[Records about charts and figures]
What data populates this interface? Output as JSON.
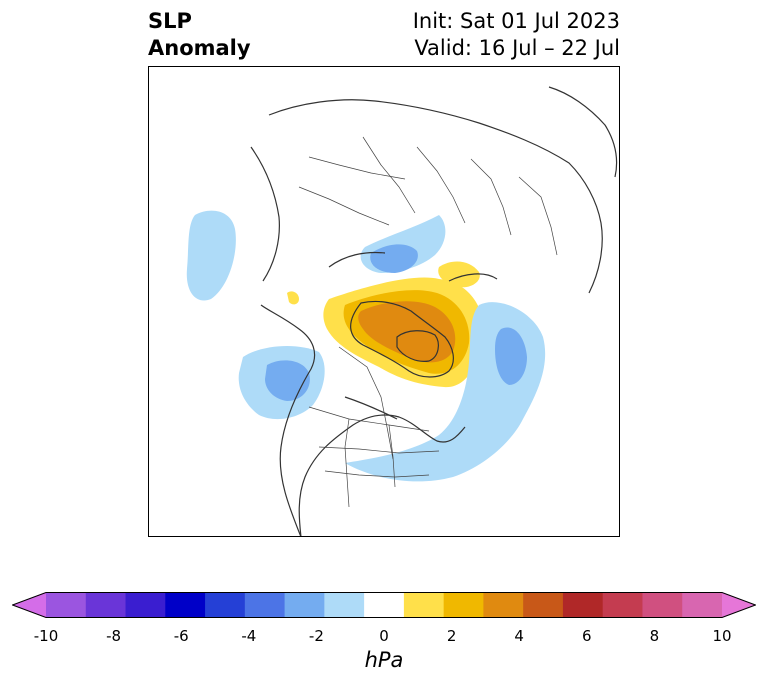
{
  "title": {
    "left_line1": "SLP",
    "left_line2": "Anomaly",
    "right_line1": "Init: Sat 01 Jul 2023",
    "right_line2": "Valid: 16 Jul – 22 Jul"
  },
  "colorbar": {
    "label": "hPa",
    "ticks": [
      "-10",
      "-8",
      "-6",
      "-4",
      "-2",
      "0",
      "2",
      "4",
      "6",
      "8",
      "10"
    ],
    "colors": [
      "#d46de8",
      "#9b55e0",
      "#6a35d8",
      "#3a1ed0",
      "#0000c8",
      "#2540d6",
      "#4c74e6",
      "#74acf0",
      "#aedbf8",
      "#ffffff",
      "#ffe04a",
      "#f0b800",
      "#e08a10",
      "#c85818",
      "#b02828",
      "#c43c50",
      "#d05080",
      "#d866b0",
      "#e676d8"
    ],
    "extend": "both"
  }
}
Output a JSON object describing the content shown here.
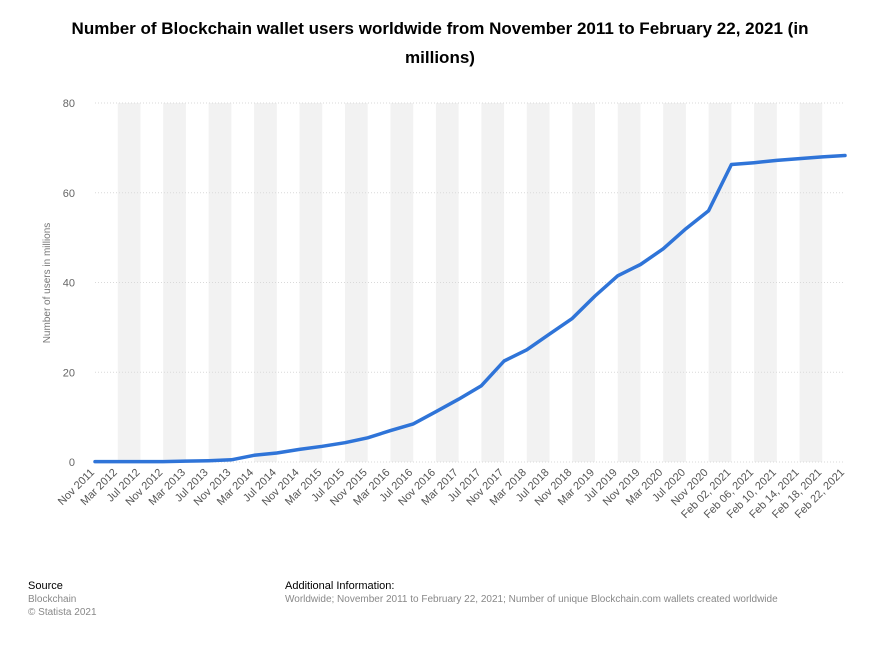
{
  "header": {
    "title": "Number of Blockchain wallet users worldwide from November 2011 to February 22, 2021 (in millions)"
  },
  "footer": {
    "source_heading": "Source",
    "source_name": "Blockchain",
    "copyright": "© Statista 2021",
    "info_heading": "Additional Information:",
    "info_text": "Worldwide; November 2011 to February 22, 2021; Number of unique Blockchain.com wallets created worldwide"
  },
  "colors": {
    "line": "#2f74d8",
    "band": "#f2f2f2",
    "grid": "#d9d9d9"
  },
  "chart_data": {
    "type": "line",
    "title": "Number of Blockchain wallet users worldwide from November 2011 to February 22, 2021 (in millions)",
    "ylabel": "Number of users in millions",
    "ylim": [
      0,
      80
    ],
    "yticks": [
      0,
      20,
      40,
      60,
      80
    ],
    "grid": true,
    "categories": [
      "Nov 2011",
      "Mar 2012",
      "Jul 2012",
      "Nov 2012",
      "Mar 2013",
      "Jul 2013",
      "Nov 2013",
      "Mar 2014",
      "Jul 2014",
      "Nov 2014",
      "Mar 2015",
      "Jul 2015",
      "Nov 2015",
      "Mar 2016",
      "Jul 2016",
      "Nov 2016",
      "Mar 2017",
      "Jul 2017",
      "Nov 2017",
      "Mar 2018",
      "Jul 2018",
      "Nov 2018",
      "Mar 2019",
      "Jul 2019",
      "Nov 2019",
      "Mar 2020",
      "Jul 2020",
      "Nov 2020",
      "Feb 02, 2021",
      "Feb 06, 2021",
      "Feb 10, 2021",
      "Feb 14, 2021",
      "Feb 18, 2021",
      "Feb 22, 2021"
    ],
    "series": [
      {
        "values": [
          0.1,
          0.1,
          0.1,
          0.1,
          0.2,
          0.3,
          0.5,
          1.5,
          2.0,
          2.8,
          3.5,
          4.3,
          5.4,
          7.0,
          8.5,
          11.2,
          14.0,
          17.0,
          22.5,
          25.0,
          28.5,
          32.0,
          37.0,
          41.5,
          44.0,
          47.5,
          52.0,
          56.0,
          66.3,
          66.7,
          67.2,
          67.6,
          68.0,
          68.3
        ]
      }
    ]
  }
}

■ Given request ■
Figure out how many lines of the data above include "worldwide", then give the number and nothing more.

■ Task response ■
3